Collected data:
════════
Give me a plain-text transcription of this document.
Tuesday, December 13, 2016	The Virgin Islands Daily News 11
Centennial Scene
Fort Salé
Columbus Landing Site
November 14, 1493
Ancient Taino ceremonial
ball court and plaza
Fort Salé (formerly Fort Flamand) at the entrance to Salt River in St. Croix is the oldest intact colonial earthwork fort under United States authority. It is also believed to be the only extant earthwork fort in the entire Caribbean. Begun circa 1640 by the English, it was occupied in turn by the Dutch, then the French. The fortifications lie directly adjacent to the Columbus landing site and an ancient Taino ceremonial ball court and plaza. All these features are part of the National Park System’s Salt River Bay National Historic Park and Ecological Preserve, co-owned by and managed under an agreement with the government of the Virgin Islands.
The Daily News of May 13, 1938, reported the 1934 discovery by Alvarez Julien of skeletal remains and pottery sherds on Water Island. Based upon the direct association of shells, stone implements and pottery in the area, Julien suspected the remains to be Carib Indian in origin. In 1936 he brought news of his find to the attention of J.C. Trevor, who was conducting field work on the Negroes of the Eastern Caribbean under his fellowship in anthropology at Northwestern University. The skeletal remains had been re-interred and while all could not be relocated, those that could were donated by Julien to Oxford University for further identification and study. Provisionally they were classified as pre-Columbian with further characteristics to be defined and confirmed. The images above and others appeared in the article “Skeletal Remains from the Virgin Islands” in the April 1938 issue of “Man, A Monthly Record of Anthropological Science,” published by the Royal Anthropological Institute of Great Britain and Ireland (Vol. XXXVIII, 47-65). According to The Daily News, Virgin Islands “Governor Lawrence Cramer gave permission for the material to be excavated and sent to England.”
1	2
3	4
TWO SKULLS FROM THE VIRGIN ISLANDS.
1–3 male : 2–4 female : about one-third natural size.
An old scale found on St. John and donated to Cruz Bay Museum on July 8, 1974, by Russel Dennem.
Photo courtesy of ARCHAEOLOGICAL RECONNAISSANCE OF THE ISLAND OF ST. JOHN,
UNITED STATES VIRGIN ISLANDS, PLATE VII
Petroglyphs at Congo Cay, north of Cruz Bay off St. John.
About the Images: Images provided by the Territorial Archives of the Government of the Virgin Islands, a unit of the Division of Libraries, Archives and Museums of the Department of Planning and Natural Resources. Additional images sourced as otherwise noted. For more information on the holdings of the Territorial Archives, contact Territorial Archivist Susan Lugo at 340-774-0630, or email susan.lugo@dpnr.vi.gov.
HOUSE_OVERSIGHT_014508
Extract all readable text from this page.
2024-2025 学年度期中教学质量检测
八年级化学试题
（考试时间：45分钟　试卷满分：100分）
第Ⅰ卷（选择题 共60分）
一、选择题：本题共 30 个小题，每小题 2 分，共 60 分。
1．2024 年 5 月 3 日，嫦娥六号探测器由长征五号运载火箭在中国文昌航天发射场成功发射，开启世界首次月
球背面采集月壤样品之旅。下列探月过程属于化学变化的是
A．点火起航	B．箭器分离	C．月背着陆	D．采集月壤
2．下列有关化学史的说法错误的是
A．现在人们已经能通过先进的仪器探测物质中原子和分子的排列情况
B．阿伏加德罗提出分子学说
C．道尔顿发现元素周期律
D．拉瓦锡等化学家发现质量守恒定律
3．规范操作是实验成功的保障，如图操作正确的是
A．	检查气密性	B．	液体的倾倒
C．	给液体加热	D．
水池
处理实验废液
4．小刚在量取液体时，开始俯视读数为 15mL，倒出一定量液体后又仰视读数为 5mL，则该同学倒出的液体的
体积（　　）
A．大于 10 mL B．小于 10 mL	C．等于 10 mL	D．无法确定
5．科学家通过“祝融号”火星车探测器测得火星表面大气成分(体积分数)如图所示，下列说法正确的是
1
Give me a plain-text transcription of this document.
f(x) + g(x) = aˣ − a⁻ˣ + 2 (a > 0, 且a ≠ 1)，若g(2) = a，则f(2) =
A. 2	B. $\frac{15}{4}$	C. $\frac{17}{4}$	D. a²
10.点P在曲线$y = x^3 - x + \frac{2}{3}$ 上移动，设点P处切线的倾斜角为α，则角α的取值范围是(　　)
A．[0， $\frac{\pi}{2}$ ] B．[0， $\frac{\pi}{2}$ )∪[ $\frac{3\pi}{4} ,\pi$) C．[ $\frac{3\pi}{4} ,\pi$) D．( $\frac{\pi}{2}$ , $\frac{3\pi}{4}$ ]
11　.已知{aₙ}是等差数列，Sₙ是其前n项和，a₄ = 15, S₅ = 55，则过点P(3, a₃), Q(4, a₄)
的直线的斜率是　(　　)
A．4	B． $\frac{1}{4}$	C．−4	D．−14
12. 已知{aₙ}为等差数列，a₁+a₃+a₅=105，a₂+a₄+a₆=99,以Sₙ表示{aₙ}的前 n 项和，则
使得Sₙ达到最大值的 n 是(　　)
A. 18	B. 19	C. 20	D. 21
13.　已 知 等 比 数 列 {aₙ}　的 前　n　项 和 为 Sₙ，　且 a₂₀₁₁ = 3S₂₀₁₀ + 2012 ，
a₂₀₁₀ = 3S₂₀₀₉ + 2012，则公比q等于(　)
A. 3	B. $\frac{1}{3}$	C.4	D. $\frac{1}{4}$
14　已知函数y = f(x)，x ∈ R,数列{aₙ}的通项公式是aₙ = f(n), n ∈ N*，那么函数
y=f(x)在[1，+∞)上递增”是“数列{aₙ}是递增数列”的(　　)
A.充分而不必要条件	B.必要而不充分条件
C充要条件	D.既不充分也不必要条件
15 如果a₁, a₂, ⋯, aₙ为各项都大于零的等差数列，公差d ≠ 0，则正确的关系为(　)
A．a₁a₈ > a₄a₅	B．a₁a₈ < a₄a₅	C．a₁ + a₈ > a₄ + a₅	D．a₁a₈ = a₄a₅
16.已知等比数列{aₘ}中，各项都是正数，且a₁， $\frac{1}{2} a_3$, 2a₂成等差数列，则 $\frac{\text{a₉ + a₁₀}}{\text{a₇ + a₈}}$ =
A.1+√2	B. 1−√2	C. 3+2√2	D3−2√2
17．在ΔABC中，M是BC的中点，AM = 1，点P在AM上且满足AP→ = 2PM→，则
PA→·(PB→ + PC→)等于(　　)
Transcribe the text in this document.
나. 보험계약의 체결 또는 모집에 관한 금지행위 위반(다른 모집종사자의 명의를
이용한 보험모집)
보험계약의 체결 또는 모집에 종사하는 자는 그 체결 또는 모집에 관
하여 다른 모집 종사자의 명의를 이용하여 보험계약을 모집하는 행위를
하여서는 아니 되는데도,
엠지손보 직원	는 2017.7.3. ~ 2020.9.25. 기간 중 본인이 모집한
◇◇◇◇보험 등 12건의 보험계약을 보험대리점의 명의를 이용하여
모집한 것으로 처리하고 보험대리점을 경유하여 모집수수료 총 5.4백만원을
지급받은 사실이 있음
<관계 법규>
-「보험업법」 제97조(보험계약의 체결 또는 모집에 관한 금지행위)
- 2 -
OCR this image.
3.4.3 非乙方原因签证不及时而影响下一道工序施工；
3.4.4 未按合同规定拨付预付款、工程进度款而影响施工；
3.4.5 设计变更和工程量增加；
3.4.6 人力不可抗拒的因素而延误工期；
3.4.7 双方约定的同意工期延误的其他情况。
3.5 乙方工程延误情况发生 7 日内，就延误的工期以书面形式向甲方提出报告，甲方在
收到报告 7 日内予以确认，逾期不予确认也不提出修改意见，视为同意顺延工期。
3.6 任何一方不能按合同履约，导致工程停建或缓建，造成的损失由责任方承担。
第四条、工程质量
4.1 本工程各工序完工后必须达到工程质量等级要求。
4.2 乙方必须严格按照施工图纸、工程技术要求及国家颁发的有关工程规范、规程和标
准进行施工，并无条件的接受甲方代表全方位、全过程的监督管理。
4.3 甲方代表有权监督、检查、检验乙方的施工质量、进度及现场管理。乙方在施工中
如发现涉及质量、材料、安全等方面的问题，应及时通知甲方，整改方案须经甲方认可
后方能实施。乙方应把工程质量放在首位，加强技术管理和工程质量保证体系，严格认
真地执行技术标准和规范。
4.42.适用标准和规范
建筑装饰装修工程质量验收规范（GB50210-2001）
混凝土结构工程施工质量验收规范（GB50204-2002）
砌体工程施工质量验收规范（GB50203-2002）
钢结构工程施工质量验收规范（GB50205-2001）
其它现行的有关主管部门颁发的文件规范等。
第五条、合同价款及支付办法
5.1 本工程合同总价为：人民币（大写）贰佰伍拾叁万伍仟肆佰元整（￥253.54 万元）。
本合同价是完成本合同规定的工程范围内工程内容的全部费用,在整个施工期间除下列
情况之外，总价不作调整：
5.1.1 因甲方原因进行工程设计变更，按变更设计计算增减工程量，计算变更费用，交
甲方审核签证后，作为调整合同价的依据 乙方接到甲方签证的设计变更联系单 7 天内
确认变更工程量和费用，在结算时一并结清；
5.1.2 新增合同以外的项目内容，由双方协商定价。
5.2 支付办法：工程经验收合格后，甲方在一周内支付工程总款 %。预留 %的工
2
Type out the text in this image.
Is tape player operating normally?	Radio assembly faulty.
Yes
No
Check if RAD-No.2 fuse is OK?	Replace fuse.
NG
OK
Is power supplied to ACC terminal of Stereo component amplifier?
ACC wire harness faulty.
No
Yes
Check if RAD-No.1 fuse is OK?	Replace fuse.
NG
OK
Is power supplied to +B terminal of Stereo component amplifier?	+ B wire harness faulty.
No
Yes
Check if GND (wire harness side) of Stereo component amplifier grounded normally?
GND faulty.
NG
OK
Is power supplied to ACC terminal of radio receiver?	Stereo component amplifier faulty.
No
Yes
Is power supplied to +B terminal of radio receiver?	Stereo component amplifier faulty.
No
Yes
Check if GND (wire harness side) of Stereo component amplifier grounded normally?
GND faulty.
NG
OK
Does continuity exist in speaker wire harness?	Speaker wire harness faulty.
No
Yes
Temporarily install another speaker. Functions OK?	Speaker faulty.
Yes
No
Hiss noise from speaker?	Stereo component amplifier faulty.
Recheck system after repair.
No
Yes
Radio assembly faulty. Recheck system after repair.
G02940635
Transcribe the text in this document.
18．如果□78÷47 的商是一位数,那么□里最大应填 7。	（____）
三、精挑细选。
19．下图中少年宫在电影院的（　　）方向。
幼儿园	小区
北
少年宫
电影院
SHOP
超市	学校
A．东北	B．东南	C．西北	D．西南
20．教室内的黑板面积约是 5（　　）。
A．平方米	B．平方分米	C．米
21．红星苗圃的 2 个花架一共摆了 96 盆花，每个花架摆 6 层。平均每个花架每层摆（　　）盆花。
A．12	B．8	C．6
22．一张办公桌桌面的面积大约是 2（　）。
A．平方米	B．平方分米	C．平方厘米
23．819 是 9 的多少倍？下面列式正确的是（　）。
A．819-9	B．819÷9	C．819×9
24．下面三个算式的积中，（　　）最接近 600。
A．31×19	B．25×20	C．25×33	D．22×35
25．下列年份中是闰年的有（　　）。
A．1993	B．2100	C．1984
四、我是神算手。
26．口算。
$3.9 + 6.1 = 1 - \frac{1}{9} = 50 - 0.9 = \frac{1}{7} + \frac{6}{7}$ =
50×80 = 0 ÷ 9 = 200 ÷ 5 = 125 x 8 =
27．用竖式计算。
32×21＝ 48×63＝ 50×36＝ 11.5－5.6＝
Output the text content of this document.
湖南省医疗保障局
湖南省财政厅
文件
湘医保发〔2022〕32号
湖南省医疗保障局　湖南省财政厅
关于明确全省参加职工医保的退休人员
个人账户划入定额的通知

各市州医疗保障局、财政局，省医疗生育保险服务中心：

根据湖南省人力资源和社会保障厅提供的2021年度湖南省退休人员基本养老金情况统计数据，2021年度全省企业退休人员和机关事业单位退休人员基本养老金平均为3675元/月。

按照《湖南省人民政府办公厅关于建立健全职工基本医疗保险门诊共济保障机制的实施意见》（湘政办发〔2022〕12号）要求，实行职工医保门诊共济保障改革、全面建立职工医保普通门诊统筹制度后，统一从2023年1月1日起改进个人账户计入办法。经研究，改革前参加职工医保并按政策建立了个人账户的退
════════
◆ **GOAL**: Copy every line of the data that holds the string "ball".

◆ **FULL OUTPUT**:
ball court and plaza
Fort Salé (formerly Fort Flamand) at the entrance to Salt River in St. Croix is the oldest intact colonial earthwork fort under United States authority. It is also believed to be the only extant earthwork fort in the entire Caribbean. Begun circa 1640 by the English, it was occupied in turn by the Dutch, then the French. The fortifications lie directly adjacent to the Columbus landing site and an ancient Taino ceremonial ball court and plaza. All these features are part of the National Park System’s Salt River Bay National Historic Park and Ecological Preserve, co-owned by and managed under an agreement with the government of the Virgin Islands.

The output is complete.